» **Record list**:
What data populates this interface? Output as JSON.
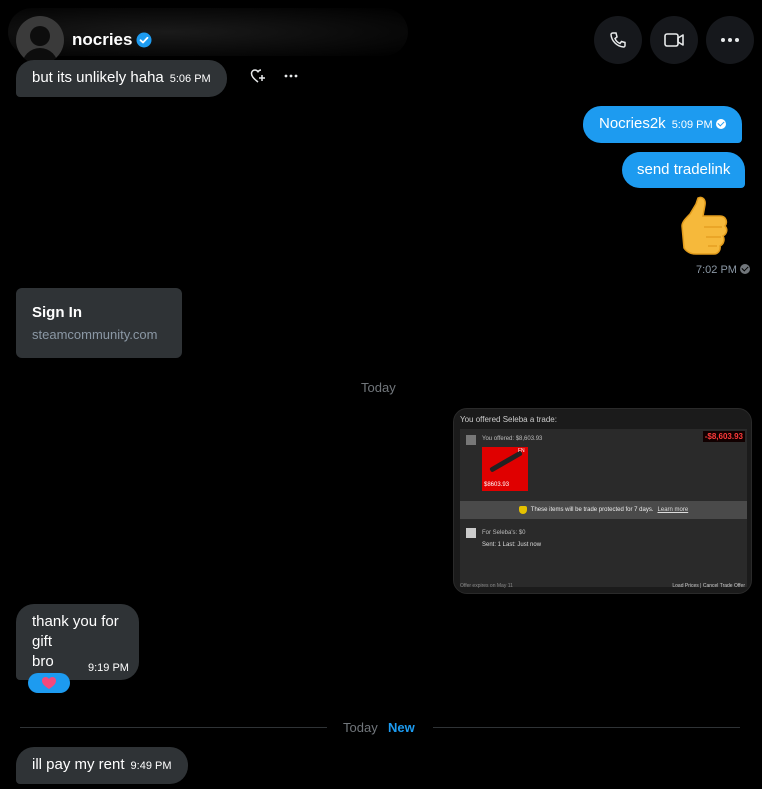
{
  "header": {
    "contact_name": "nocries"
  },
  "messages": [
    {
      "text": "but its unlikely haha",
      "time": "5:06 PM"
    },
    {
      "text": "Nocries2k",
      "time": "5:09 PM"
    },
    {
      "text": "send tradelink"
    },
    {
      "emoji": "thumbs-up",
      "time": "7:02 PM"
    }
  ],
  "link_card": {
    "title": "Sign In",
    "domain": "steamcommunity.com"
  },
  "day_separator": "Today",
  "trade_screenshot": {
    "title": "You offered Seleba a trade:",
    "offered": "You offered: $8,603.93",
    "total": "-$8,603.93",
    "item_tag": "FN",
    "item_value": "$8603.93",
    "protect_text": "These items will be trade protected for 7 days.",
    "learn_more": "Learn more",
    "for_text": "For Seleba's: $0",
    "sent_text": "Sent: 1 Last: Just now",
    "footer_left": "Offer expires on May 11",
    "footer_right": "Load Prices | Cancel Trade Offer"
  },
  "gift_message": {
    "lines": [
      "thank you for",
      "gift",
      "bro"
    ],
    "time": "9:19 PM",
    "reaction": "heart"
  },
  "new_separator": {
    "day": "Today",
    "label": "New"
  },
  "last_message": {
    "text": "ill pay my rent",
    "time": "9:49 PM"
  },
  "colors": {
    "accent": "#1d9bf0",
    "bubble_received": "#2f3336",
    "background": "#000000"
  }
}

» **Task**: Repeat the data in full and exactly. Omit pictures.

» **Full solution**:
What data populates this interface? Output as JSON.
{
  "header": {
    "contact_name": "nocries"
  },
  "messages": [
    {
      "text": "but its unlikely haha",
      "time": "5:06 PM"
    },
    {
      "text": "Nocries2k",
      "time": "5:09 PM"
    },
    {
      "text": "send tradelink"
    },
    {
      "emoji": "thumbs-up",
      "time": "7:02 PM"
    }
  ],
  "link_card": {
    "title": "Sign In",
    "domain": "steamcommunity.com"
  },
  "day_separator": "Today",
  "trade_screenshot": {
    "title": "You offered Seleba a trade:",
    "offered": "You offered: $8,603.93",
    "total": "-$8,603.93",
    "item_tag": "FN",
    "item_value": "$8603.93",
    "protect_text": "These items will be trade protected for 7 days.",
    "learn_more": "Learn more",
    "for_text": "For Seleba's: $0",
    "sent_text": "Sent: 1 Last: Just now",
    "footer_left": "Offer expires on May 11",
    "footer_right": "Load Prices | Cancel Trade Offer"
  },
  "gift_message": {
    "lines": [
      "thank you for",
      "gift",
      "bro"
    ],
    "time": "9:19 PM",
    "reaction": "heart"
  },
  "new_separator": {
    "day": "Today",
    "label": "New"
  },
  "last_message": {
    "text": "ill pay my rent",
    "time": "9:49 PM"
  },
  "colors": {
    "accent": "#1d9bf0",
    "bubble_received": "#2f3336",
    "background": "#000000"
  }
}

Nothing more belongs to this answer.